▶ **Exercise details**
Scan the records below. List lines holding "arrow".
◇ ◇ ◇
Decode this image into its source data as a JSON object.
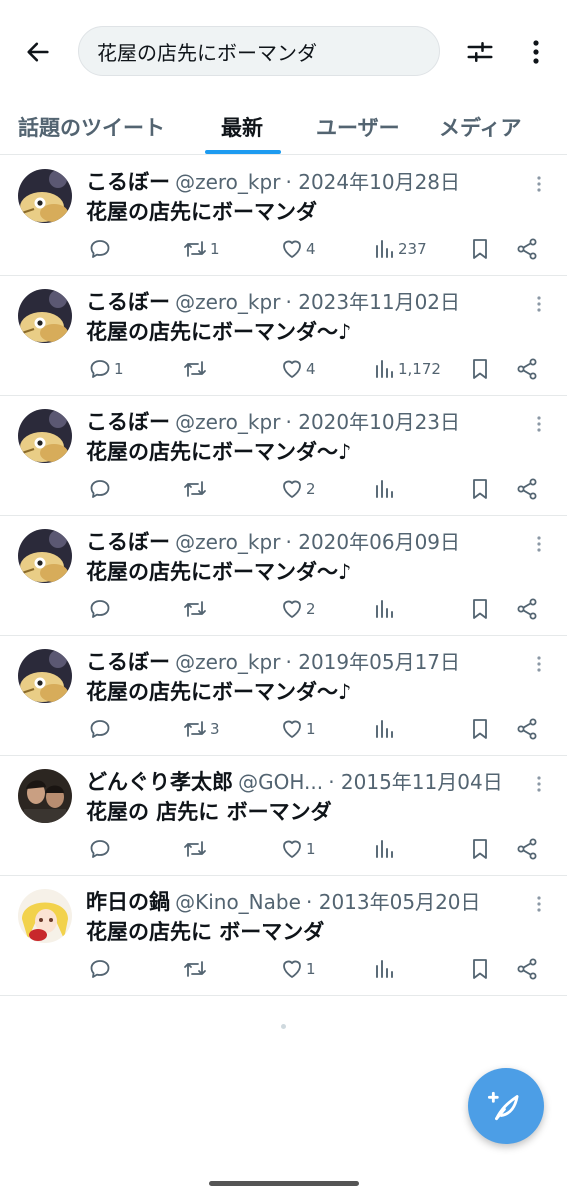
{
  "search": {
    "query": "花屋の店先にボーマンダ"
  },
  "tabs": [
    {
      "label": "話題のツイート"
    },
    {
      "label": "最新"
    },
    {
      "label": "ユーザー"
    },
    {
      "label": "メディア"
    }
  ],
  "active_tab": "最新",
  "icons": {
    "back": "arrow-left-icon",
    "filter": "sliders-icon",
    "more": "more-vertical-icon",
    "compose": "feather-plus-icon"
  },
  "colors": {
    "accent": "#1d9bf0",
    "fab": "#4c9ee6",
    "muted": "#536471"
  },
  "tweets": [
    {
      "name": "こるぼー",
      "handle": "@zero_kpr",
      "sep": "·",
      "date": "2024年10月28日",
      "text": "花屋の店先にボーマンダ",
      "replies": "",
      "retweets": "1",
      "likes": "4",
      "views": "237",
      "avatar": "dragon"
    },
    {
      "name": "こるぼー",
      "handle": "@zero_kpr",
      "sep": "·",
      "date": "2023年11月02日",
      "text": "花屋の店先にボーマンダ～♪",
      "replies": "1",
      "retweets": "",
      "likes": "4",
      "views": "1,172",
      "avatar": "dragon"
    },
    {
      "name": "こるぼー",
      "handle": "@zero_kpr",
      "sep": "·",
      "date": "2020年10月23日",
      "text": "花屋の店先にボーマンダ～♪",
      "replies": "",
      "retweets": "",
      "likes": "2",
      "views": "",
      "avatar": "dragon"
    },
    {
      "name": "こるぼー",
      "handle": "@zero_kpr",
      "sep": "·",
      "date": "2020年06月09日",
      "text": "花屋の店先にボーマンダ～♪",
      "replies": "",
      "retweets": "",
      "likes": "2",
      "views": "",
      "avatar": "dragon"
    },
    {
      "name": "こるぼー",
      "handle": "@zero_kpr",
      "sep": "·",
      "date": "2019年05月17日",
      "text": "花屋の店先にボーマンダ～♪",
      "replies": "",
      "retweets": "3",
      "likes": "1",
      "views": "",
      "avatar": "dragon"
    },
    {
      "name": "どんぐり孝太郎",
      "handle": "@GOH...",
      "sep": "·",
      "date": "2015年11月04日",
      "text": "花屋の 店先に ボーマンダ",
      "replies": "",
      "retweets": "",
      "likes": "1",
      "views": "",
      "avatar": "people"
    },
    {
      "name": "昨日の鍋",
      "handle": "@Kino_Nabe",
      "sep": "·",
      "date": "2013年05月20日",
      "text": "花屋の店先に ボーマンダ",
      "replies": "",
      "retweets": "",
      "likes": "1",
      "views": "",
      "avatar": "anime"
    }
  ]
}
◇ ◇ ◇
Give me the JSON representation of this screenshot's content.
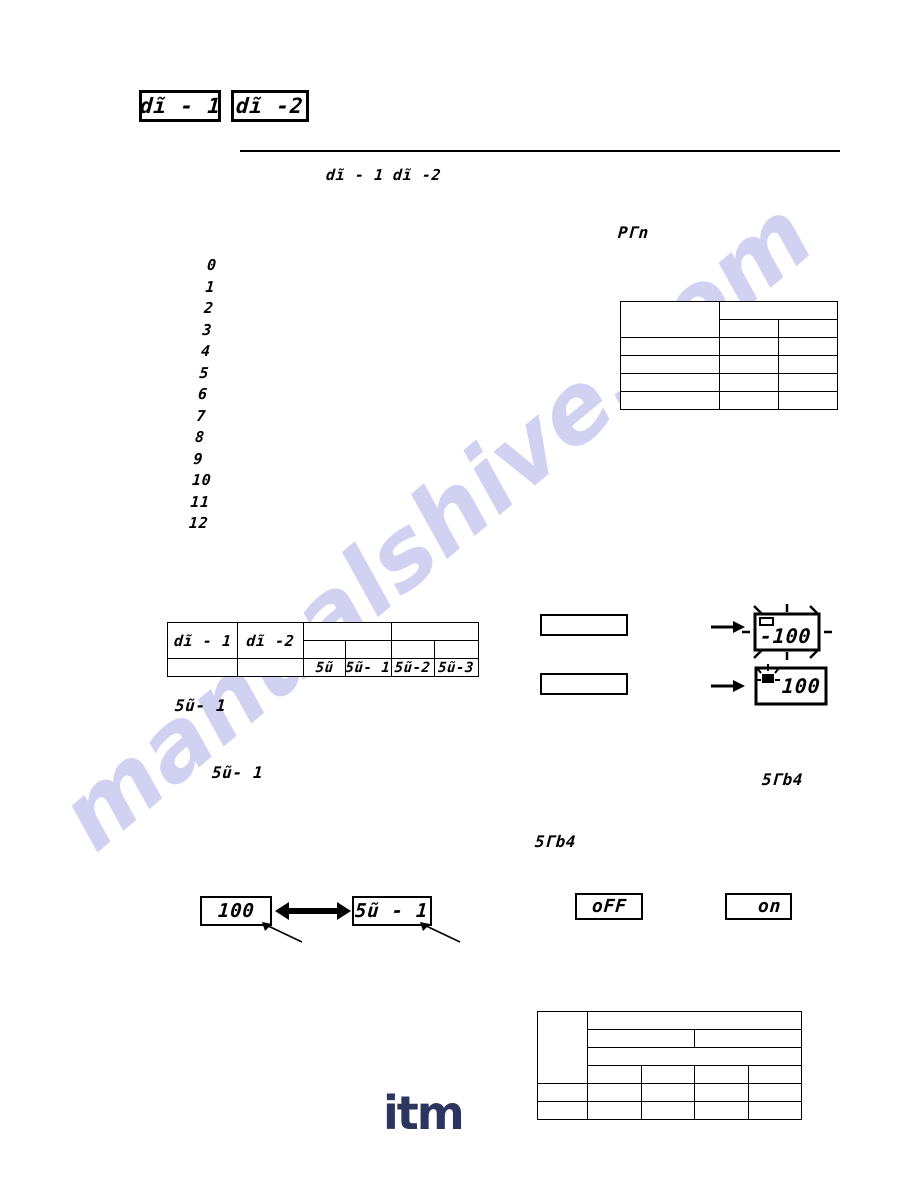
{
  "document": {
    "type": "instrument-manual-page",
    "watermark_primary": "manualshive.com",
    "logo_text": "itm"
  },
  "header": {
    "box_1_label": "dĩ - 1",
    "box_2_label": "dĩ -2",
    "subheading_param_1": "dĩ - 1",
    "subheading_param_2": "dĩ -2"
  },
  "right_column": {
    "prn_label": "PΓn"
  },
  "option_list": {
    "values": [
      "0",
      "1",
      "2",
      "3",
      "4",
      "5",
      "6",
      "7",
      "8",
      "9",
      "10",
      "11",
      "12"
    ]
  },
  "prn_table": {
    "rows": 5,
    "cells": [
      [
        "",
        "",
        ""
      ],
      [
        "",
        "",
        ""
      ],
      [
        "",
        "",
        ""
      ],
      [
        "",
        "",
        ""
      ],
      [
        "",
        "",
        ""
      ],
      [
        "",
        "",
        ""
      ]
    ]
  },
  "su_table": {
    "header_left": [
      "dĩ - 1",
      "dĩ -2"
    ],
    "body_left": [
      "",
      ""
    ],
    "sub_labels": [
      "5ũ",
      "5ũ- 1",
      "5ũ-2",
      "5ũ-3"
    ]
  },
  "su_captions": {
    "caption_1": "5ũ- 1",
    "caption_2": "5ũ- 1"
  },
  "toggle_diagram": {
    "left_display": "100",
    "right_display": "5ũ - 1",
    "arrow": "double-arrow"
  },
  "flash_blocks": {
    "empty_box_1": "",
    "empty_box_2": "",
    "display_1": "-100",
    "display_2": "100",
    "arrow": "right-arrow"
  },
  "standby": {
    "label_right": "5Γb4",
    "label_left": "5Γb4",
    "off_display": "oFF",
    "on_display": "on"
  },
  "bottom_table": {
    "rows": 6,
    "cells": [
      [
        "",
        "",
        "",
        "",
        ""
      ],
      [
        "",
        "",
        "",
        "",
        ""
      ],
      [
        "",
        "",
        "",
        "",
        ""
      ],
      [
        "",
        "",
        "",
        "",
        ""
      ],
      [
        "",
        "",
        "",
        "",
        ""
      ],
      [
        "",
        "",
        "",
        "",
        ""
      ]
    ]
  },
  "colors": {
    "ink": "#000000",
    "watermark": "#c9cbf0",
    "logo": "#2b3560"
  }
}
◇ ◇ ◇
▶ **Task result**
    "back": "arrow-left-icon",
    "arrow": "double-arrow"
    "arrow": "right-arrow"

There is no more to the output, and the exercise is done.